_TASK DETAILS:_ Leave out the pictures and repeat the rest of the material exactly.

_DATA RECORDS:_
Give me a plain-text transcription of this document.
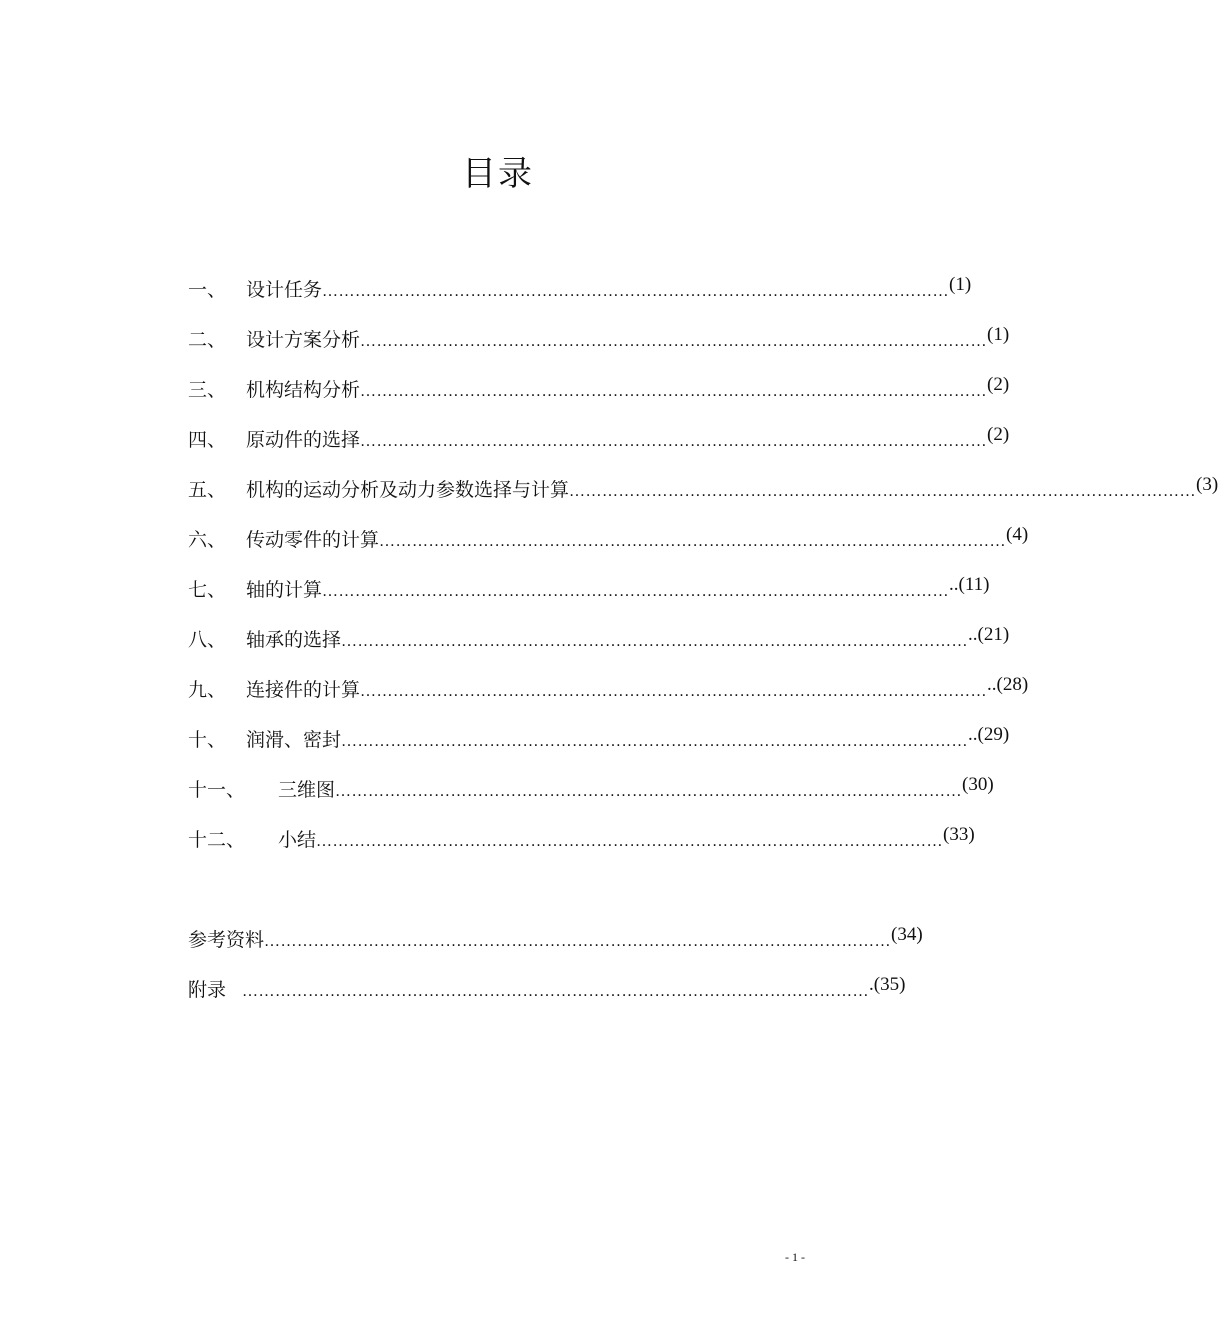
目录
一、 设计任务 …………………………………………………………………………………………………… (1)
二、 设计方案分析 …………………………………………………………………………………………………… (1)
三、 机构结构分析 …………………………………………………………………………………………………… (2)
四、 原动件的选择 …………………………………………………………………………………………………… (2)
五、 机构的运动分析及动力参数选择与计算 …………………………………………………………………………………………………… (3)
六、 传动零件的计算 …………………………………………………………………………………………………… (4)
七、 轴的计算 …………………………………………………………………………………………………… ..(11)
八、 轴承的选择 …………………………………………………………………………………………………… ..(21)
九、 连接件的计算 …………………………………………………………………………………………………… ..(28)
十、 润滑、密封 …………………………………………………………………………………………………… ..(29)
十一、 三维图 …………………………………………………………………………………………………… (30)
十二、 小结 …………………………………………………………………………………………………… (33)
参考资料 …………………………………………………………………………………………………… (34)
附录 …………………………………………………………………………………………………… .(35)
- 1 -
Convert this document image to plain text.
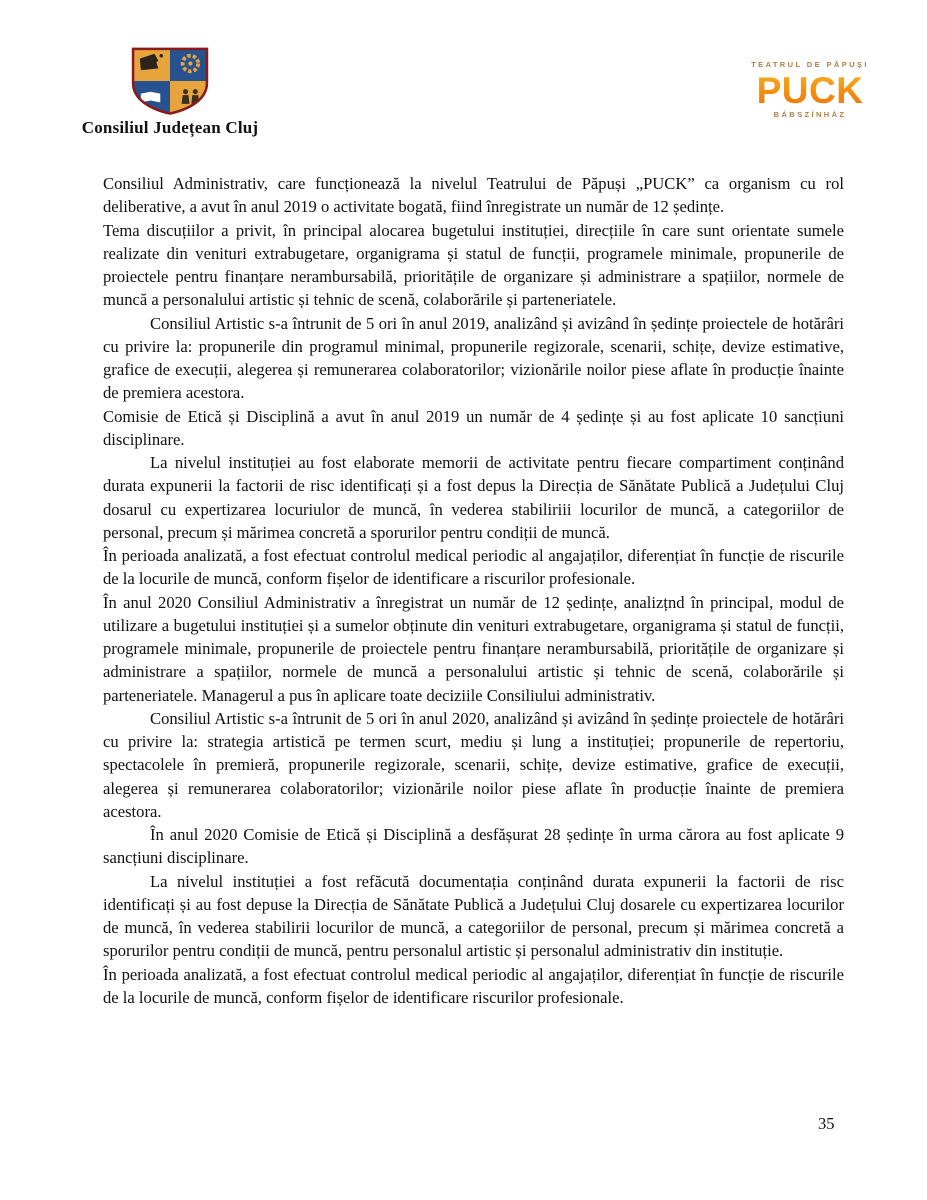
Consiliul Județean Cluj
TEATRUL DE PĂPUȘI
PUCK
BÁBSZÍNHÁZ

Consiliul Administrativ, care funcționează la nivelul Teatrului de Păpuși „PUCK” ca organism cu rol deliberative, a avut în anul 2019 o activitate bogată, fiind înregistrate un număr de 12 ședințe.

Tema discuțiilor a privit, în principal alocarea bugetului instituției, direcțiile în care sunt orientate sumele realizate din venituri extrabugetare, organigrama și statul de funcții, programele minimale, propunerile de proiectele pentru finanțare nerambursabilă, prioritățile de organizare și administrare a spațiilor, normele de muncă a personalului artistic și tehnic de scenă, colaborările și parteneriatele.

Consiliul Artistic s-a întrunit de 5 ori în anul 2019, analizând și avizând în ședințe proiectele de hotărâri cu privire la: propunerile din programul minimal, propunerile regizorale, scenarii, schițe, devize estimative, grafice de execuții, alegerea și remunerarea colaboratorilor; vizionările noilor piese aflate în producție înainte de premiera acestora.

Comisie de Etică și Disciplină a avut în anul 2019 un număr de 4 ședințe și au fost aplicate 10 sancțiuni disciplinare.

La nivelul instituției au fost elaborate memorii de activitate pentru fiecare compartiment conținând durata expunerii la factorii de risc identificați și a fost depus la Direcția de Sănătate Publică a Județului Cluj dosarul cu expertizarea locuriulor de muncă, în vederea stabiliriii locurilor de muncă, a categoriilor de personal, precum și mărimea concretă a sporurilor pentru condiții de muncă.

În perioada analizată, a fost efectuat controlul medical periodic al angajaților, diferențiat în funcție de riscurile de la locurile de muncă, conform fișelor de identificare a riscurilor profesionale.

În anul 2020 Consiliul Administrativ a înregistrat un număr de 12 ședințe, analizțnd în principal, modul de utilizare a bugetului instituției și a sumelor obținute din venituri extrabugetare, organigrama și statul de funcții, programele minimale, propunerile de proiectele pentru finanțare nerambursabilă, prioritățile de organizare și administrare a spațiilor, normele de muncă a personalului artistic și tehnic de scenă, colaborările și parteneriatele. Managerul a pus în aplicare toate deciziile Consiliului administrativ.

Consiliul Artistic s-a întrunit de 5 ori în anul 2020, analizând și avizând în ședințe proiectele de hotărâri cu privire la: strategia artistică pe termen scurt, mediu și lung a instituției; propunerile de repertoriu, spectacolele în premieră, propunerile regizorale, scenarii, schițe, devize estimative, grafice de execuții, alegerea și remunerarea colaboratorilor; vizionările noilor piese aflate în producție înainte de premiera acestora.

În anul 2020 Comisie de Etică și Disciplină a desfășurat 28 ședințe în urma cărora au fost aplicate 9 sancțiuni disciplinare.

La nivelul instituției a fost refăcută documentația conținând durata expunerii la factorii de risc identificați și au fost depuse la Direcția de Sănătate Publică a Județului Cluj dosarele cu expertizarea locurilor de muncă, în vederea stabilirii locurilor de muncă, a categoriilor de personal, precum și mărimea concretă a sporurilor pentru condiții de muncă, pentru personalul artistic și personalul administrativ din instituție.

În perioada analizată, a fost efectuat controlul medical periodic al angajaților, diferențiat în funcție de riscurile de la locurile de muncă, conform fișelor de identificare riscurilor profesionale.

35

_EXERCISE RESULT:_
Give me a plain-text transcription of this document.
目录
一、 设计任务 …………………………………………………………………………………………………… (1)
二、 设计方案分析 …………………………………………………………………………………………………… (1)
三、 机构结构分析 …………………………………………………………………………………………………… (2)
四、 原动件的选择 …………………………………………………………………………………………………… (2)
五、 机构的运动分析及动力参数选择与计算 …………………………………………………………………………………………………… (3)
六、 传动零件的计算 …………………………………………………………………………………………………… (4)
七、 轴的计算 …………………………………………………………………………………………………… ..(11)
八、 轴承的选择 …………………………………………………………………………………………………… ..(21)
九、 连接件的计算 …………………………………………………………………………………………………… ..(28)
十、 润滑、密封 …………………………………………………………………………………………………… ..(29)
十一、 三维图 …………………………………………………………………………………………………… (30)
十二、 小结 …………………………………………………………………………………………………… (33)
参考资料 …………………………………………………………………………………………………… (34)
附录 …………………………………………………………………………………………………… .(35)
- 1 -
Convert this document image to plain text.
Consiliul Județean Cluj
TEATRUL DE PĂPUȘI
PUCK
BÁBSZÍNHÁZ

Consiliul Administrativ, care funcționează la nivelul Teatrului de Păpuși „PUCK” ca organism cu rol deliberative, a avut în anul 2019 o activitate bogată, fiind înregistrate un număr de 12 ședințe.

Tema discuțiilor a privit, în principal alocarea bugetului instituției, direcțiile în care sunt orientate sumele realizate din venituri extrabugetare, organigrama și statul de funcții, programele minimale, propunerile de proiectele pentru finanțare nerambursabilă, prioritățile de organizare și administrare a spațiilor, normele de muncă a personalului artistic și tehnic de scenă, colaborările și parteneriatele.

Consiliul Artistic s-a întrunit de 5 ori în anul 2019, analizând și avizând în ședințe proiectele de hotărâri cu privire la: propunerile din programul minimal, propunerile regizorale, scenarii, schițe, devize estimative, grafice de execuții, alegerea și remunerarea colaboratorilor; vizionările noilor piese aflate în producție înainte de premiera acestora.

Comisie de Etică și Disciplină a avut în anul 2019 un număr de 4 ședințe și au fost aplicate 10 sancțiuni disciplinare.

La nivelul instituției au fost elaborate memorii de activitate pentru fiecare compartiment conținând durata expunerii la factorii de risc identificați și a fost depus la Direcția de Sănătate Publică a Județului Cluj dosarul cu expertizarea locuriulor de muncă, în vederea stabiliriii locurilor de muncă, a categoriilor de personal, precum și mărimea concretă a sporurilor pentru condiții de muncă.

În perioada analizată, a fost efectuat controlul medical periodic al angajaților, diferențiat în funcție de riscurile de la locurile de muncă, conform fișelor de identificare a riscurilor profesionale.

În anul 2020 Consiliul Administrativ a înregistrat un număr de 12 ședințe, analizțnd în principal, modul de utilizare a bugetului instituției și a sumelor obținute din venituri extrabugetare, organigrama și statul de funcții, programele minimale, propunerile de proiectele pentru finanțare nerambursabilă, prioritățile de organizare și administrare a spațiilor, normele de muncă a personalului artistic și tehnic de scenă, colaborările și parteneriatele. Managerul a pus în aplicare toate deciziile Consiliului administrativ.

Consiliul Artistic s-a întrunit de 5 ori în anul 2020, analizând și avizând în ședințe proiectele de hotărâri cu privire la: strategia artistică pe termen scurt, mediu și lung a instituției; propunerile de repertoriu, spectacolele în premieră, propunerile regizorale, scenarii, schițe, devize estimative, grafice de execuții, alegerea și remunerarea colaboratorilor; vizionările noilor piese aflate în producție înainte de premiera acestora.

În anul 2020 Comisie de Etică și Disciplină a desfășurat 28 ședințe în urma cărora au fost aplicate 9 sancțiuni disciplinare.

La nivelul instituției a fost refăcută documentația conținând durata expunerii la factorii de risc identificați și au fost depuse la Direcția de Sănătate Publică a Județului Cluj dosarele cu expertizarea locurilor de muncă, în vederea stabilirii locurilor de muncă, a categoriilor de personal, precum și mărimea concretă a sporurilor pentru condiții de muncă, pentru personalul artistic și personalul administrativ din instituție.

În perioada analizată, a fost efectuat controlul medical periodic al angajaților, diferențiat în funcție de riscurile de la locurile de muncă, conform fișelor de identificare riscurilor profesionale.

35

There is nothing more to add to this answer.